▶ Ausgangstext
===============

19.03.2019

Brexit: Unterhaus-Sprecher Bercow knüpft Bedingung an Abstimmung über Austrittsabkommen

Im Vorfeld zur voraussichtlichen Abstimmung über das Brexit-Austrittsabkommen am 20. März hat der Sprecher des britischen Parlaments, John Bercow, klargestellt, dass der Vorschlag der Regierung nur dann zur Abstimmung gestellt werden kann, wenn es entscheidende Änderungen gegenüber dem bereits abgestimmten Text gibt.

Der Grund hierfür ist die parlamentarische Geschäftsordnung "Erskine May". Diese sieht vor, dass ein Vorschlag nur einmal pro Sitzung vorgeschlagen werden kann. Die Entscheidung des Sprechers ist eine Reaktion auf einen entsprechenden Antrag der Opposition.

===============

▶ Bereitgestelltes Material
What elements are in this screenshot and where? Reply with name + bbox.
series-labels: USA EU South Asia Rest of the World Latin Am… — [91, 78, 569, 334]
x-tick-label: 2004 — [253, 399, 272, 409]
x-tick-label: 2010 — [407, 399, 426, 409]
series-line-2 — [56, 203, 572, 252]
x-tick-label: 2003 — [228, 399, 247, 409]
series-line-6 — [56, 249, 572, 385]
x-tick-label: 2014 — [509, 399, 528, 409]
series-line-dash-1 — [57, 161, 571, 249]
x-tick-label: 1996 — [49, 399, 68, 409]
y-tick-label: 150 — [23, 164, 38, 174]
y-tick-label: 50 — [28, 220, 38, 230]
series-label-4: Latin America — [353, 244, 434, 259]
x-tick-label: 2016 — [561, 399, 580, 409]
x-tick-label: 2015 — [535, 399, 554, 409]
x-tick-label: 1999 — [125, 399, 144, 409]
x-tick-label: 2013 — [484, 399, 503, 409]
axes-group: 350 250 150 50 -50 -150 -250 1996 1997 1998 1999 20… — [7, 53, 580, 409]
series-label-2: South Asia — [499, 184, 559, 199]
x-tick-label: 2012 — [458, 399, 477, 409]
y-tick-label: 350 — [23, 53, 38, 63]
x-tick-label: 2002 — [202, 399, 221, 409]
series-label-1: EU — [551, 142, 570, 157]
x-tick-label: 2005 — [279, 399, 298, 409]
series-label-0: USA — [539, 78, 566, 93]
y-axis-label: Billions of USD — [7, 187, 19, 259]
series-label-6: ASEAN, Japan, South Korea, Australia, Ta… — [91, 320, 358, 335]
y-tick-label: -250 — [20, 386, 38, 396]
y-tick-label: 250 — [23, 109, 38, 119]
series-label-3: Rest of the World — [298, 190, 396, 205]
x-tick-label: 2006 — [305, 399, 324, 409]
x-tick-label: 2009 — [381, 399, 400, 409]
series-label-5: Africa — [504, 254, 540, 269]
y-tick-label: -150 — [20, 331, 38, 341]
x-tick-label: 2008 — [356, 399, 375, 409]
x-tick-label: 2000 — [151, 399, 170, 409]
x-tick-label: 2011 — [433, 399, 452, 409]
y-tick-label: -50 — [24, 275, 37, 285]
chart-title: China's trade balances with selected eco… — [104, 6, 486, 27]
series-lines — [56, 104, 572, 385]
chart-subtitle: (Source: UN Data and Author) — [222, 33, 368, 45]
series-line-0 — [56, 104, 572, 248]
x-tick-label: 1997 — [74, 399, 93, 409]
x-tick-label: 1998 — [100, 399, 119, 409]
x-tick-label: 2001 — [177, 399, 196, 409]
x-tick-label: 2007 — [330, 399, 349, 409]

===============

▶ Ihre Aufgaben
(a) Welche Geschäftsordnung nennt der Brexit-Artikel als Grund für Bercows Bedingung?
(b) Geben Sie bitte aus dem Brexit-Artikel den Abschnitt wörtlich wieder, der mit den Worten um "Brexit: Unterhaus-Sprecher Bercow" anfängt und mit "Antrag der Opposition." schließt.
(c) Setzen Sie den Brexit-Artikel nach seinem letzten Satz fort.

▶ Geordnete Antworten
(a) Die parlamentarische Geschäftsordnung "Erskine May".

(b)
Brexit: Unterhaus-Sprecher Bercow knüpft Bedingung an Abstimmung über Austrittsabkommen

Im Vorfeld zur voraussichtlichen Abstimmung über das Brexit-Austrittsabkommen am 20. März hat der Sprecher des britischen Parlaments, John Bercow, klargestellt, dass der Vorschlag der Regierung nur dann zur Abstimmung gestellt werden kann, wenn es entscheidende Änderungen gegenüber dem bereits abgestimmten Text gibt.

Der Grund hierfür ist die parlamentarische Geschäftsordnung "Erskine May". Diese sieht vor, dass ein Vorschlag nur einmal pro Sitzung vorgeschlagen werden kann. Die Entscheidung des Sprechers ist eine Reaktion auf einen entsprechenden Antrag der Opposition.

(c)
Sollte das Abkommen nicht zur Abstimmung gestellt werden, würde Theresa May voraussichtlich beim Europäischen Rat am 21. März eine längere Verlängerung der Austrittsfrist beantragen. 

Sollten die Staats- und Regierungschefs der Mitgliedstaaten dies ablehnen, wäre es sehr wahrscheinlich, dass das Vereinigte Königreich die EU am 29. März ohne Austrittsabkommen verlässt.